WHAT TO DO: Take every line from the material that has the word "JSON" in it.

GIVEN DATA:
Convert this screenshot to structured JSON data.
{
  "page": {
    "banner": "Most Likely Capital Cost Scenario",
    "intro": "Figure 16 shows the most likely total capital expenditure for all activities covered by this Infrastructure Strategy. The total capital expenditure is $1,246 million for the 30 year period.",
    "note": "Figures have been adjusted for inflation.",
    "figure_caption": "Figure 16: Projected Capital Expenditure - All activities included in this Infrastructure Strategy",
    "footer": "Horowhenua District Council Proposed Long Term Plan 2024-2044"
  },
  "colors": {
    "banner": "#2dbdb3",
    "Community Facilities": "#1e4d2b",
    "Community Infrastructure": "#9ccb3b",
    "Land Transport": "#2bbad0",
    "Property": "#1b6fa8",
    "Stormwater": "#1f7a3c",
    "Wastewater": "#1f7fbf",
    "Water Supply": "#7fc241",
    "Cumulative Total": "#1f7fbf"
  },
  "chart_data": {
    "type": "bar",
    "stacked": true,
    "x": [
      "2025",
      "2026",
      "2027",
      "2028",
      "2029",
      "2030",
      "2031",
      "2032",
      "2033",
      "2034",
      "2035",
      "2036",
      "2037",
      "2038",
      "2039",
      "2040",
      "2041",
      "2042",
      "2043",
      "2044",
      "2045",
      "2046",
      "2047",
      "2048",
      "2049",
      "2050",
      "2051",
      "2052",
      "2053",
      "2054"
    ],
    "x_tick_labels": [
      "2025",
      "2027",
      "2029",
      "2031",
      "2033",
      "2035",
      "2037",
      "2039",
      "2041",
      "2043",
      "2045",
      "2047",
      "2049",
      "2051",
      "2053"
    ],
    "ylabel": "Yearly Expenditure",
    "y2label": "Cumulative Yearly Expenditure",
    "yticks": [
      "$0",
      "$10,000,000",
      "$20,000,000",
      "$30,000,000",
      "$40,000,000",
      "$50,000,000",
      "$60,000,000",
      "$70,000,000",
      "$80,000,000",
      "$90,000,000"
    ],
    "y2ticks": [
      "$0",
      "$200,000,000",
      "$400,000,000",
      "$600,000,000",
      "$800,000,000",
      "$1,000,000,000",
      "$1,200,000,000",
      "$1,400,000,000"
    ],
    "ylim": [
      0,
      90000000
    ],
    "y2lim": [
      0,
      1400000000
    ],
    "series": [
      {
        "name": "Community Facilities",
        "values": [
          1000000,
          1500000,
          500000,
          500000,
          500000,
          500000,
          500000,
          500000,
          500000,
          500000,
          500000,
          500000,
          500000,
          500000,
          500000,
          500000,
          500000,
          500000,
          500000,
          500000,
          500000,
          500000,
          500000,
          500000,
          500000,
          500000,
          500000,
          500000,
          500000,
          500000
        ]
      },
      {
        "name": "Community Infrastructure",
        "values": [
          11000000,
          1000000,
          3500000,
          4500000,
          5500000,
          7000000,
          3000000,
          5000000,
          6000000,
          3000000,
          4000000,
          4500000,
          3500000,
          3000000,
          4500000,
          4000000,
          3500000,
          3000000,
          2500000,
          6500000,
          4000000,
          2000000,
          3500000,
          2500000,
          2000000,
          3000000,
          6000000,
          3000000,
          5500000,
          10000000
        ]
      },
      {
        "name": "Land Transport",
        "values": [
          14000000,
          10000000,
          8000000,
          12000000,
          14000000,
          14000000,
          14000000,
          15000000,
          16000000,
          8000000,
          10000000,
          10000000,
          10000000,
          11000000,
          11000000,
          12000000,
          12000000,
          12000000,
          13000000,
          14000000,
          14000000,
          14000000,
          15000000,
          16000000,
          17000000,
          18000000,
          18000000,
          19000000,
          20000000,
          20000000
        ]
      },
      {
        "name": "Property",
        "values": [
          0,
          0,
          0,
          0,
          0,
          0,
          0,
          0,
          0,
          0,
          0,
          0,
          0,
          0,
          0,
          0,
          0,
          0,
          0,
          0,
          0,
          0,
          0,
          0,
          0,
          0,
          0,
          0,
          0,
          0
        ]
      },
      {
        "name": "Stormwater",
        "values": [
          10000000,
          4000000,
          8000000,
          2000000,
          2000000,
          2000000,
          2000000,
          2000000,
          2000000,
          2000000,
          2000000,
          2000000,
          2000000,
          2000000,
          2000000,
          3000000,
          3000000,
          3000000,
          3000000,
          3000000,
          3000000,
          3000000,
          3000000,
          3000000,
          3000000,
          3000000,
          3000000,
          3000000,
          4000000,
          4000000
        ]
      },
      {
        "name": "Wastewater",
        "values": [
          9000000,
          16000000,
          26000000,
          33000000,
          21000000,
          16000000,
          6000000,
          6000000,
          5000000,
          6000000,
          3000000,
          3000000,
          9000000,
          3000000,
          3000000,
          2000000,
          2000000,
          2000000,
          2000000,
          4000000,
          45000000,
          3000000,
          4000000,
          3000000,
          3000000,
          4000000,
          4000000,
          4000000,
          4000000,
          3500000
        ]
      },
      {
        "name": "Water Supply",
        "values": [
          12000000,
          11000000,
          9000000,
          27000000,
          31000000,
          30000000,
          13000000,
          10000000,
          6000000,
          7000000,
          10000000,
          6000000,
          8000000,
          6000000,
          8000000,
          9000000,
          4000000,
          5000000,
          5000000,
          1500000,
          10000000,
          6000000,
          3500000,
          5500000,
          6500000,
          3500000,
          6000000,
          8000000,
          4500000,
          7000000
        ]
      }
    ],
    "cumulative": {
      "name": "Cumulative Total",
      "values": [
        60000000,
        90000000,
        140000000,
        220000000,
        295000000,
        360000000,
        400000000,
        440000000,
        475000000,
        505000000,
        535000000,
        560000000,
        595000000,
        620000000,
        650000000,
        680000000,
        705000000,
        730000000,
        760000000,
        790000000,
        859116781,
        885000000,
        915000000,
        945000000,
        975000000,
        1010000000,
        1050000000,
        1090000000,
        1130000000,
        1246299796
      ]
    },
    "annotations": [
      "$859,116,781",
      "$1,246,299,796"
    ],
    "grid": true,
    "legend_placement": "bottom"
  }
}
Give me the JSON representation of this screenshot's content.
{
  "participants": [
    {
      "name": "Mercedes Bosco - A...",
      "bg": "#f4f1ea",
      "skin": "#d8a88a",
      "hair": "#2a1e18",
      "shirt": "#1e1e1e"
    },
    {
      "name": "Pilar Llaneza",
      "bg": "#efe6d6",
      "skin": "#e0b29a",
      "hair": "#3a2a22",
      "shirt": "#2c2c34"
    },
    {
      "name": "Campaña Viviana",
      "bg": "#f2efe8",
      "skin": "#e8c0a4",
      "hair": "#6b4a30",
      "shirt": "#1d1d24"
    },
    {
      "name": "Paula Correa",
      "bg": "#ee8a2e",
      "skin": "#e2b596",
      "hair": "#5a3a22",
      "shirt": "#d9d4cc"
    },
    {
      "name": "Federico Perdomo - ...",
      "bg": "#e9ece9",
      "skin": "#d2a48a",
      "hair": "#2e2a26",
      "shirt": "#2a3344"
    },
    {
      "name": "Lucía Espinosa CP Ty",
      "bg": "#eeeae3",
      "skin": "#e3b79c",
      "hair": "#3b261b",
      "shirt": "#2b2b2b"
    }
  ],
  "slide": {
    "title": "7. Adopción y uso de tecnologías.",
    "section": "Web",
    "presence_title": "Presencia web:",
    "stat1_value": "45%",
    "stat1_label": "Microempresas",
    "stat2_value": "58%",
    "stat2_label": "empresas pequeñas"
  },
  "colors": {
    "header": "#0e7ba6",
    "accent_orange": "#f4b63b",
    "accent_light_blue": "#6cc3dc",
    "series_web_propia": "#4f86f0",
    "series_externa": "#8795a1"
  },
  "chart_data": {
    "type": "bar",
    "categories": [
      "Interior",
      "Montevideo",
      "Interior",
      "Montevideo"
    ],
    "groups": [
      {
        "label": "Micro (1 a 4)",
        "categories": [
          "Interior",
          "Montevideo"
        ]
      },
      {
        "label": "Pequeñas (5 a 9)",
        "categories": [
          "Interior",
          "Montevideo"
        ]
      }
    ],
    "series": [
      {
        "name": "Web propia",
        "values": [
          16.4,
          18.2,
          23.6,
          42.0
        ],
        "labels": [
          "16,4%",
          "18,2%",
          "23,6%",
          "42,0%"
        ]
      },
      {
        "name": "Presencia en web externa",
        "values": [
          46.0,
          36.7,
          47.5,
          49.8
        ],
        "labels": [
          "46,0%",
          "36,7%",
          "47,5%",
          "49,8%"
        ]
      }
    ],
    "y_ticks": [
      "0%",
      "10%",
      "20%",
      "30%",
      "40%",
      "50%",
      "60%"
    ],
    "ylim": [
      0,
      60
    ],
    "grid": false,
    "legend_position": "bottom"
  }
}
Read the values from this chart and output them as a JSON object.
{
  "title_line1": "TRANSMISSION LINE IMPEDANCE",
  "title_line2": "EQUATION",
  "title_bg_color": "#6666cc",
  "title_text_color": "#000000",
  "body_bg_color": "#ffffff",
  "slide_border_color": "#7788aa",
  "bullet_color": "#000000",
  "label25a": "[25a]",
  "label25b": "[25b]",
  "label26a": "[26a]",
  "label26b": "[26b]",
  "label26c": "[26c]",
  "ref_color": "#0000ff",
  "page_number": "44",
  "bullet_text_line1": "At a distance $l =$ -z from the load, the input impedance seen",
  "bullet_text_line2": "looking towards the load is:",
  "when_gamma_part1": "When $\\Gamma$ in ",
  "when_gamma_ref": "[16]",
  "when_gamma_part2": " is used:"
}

RESULT FOR THIS EXERCISE:
Convert this screenshot to structured JSON data.
Give me the JSON representation of this screenshot's content.
Read the values from this chart and output them as a JSON object.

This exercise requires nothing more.